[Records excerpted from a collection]
========================

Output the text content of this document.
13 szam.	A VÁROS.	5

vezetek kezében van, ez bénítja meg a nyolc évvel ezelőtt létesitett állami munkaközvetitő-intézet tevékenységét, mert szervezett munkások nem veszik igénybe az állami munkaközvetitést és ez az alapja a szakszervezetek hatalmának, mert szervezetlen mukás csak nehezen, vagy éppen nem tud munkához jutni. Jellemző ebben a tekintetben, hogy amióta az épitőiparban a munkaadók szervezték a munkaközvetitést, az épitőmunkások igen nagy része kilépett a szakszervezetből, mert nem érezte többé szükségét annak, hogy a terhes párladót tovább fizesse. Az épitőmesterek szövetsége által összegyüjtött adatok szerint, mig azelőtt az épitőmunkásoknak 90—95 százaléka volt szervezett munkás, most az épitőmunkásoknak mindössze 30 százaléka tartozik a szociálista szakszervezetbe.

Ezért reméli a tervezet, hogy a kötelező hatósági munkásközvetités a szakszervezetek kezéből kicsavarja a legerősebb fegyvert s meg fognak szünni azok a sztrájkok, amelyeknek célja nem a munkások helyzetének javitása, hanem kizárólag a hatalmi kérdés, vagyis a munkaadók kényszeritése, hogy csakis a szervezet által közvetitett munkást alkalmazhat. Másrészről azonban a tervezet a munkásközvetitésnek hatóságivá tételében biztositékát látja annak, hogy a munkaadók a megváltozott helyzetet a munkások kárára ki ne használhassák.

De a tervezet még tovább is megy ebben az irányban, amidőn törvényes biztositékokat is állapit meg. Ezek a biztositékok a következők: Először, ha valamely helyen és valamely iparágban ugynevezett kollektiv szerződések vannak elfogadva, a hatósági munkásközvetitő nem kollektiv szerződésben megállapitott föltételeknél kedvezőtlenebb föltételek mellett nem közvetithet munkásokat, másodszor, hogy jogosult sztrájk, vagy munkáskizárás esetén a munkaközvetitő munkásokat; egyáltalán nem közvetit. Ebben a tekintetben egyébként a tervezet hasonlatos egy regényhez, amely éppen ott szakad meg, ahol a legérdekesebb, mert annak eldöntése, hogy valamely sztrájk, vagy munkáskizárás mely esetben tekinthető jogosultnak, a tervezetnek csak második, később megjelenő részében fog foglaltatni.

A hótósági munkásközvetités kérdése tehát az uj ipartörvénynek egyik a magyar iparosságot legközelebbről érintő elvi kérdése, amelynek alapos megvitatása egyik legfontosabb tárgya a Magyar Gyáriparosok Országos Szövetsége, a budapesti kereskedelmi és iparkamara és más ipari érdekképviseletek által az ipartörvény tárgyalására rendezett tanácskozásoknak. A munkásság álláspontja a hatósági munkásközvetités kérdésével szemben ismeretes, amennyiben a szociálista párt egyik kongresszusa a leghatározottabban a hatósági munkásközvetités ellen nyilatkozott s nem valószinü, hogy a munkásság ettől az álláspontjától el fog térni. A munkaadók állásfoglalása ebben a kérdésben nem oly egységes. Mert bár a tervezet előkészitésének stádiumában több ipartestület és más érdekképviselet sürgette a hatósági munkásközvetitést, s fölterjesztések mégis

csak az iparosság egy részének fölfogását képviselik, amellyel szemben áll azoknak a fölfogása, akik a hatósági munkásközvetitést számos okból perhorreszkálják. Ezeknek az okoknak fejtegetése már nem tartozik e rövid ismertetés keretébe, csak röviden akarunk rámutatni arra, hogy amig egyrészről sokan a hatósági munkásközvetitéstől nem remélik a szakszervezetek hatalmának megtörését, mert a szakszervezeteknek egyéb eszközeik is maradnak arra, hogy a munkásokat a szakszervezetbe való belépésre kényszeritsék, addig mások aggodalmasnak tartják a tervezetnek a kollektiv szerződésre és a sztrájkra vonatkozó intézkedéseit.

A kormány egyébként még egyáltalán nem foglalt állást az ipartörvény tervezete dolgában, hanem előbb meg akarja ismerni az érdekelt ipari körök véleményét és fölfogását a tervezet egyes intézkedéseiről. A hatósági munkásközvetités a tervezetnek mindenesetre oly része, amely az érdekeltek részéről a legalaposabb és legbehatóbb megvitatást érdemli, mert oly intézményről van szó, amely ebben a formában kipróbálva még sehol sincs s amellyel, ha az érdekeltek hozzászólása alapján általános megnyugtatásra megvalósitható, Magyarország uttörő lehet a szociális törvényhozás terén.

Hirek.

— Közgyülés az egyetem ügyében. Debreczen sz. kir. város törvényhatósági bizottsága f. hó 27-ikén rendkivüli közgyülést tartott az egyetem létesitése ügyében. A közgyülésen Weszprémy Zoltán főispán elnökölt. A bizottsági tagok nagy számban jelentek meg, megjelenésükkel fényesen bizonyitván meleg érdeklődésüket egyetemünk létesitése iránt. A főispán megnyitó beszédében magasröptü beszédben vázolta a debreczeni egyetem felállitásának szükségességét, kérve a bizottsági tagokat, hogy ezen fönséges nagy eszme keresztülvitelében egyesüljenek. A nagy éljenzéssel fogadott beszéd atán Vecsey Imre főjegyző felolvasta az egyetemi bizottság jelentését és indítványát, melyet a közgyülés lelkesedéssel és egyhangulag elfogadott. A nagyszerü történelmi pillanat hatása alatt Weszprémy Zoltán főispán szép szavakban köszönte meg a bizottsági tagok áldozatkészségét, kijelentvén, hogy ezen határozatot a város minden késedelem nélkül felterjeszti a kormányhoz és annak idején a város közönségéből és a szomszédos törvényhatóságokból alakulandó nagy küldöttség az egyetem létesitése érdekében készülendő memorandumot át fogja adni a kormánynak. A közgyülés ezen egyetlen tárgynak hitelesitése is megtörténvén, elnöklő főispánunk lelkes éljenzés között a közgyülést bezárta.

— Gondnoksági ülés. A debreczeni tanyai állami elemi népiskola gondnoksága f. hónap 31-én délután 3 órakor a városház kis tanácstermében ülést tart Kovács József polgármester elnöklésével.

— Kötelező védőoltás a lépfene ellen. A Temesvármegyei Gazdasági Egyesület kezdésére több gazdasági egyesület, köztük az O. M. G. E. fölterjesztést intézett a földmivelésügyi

========================

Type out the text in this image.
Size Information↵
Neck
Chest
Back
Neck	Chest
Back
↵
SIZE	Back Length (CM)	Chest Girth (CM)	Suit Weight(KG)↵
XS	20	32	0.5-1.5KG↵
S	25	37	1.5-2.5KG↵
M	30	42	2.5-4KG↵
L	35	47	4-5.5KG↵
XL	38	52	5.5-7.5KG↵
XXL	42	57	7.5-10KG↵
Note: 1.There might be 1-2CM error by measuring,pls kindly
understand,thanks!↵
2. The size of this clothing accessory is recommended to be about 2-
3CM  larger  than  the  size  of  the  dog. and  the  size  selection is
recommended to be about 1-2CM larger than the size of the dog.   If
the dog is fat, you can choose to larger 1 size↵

========================

Given exercise
Scan the lines for the string "text". Pick out every line that has it.

Exercise response
Output the text content of this document.
Type out the text in this image.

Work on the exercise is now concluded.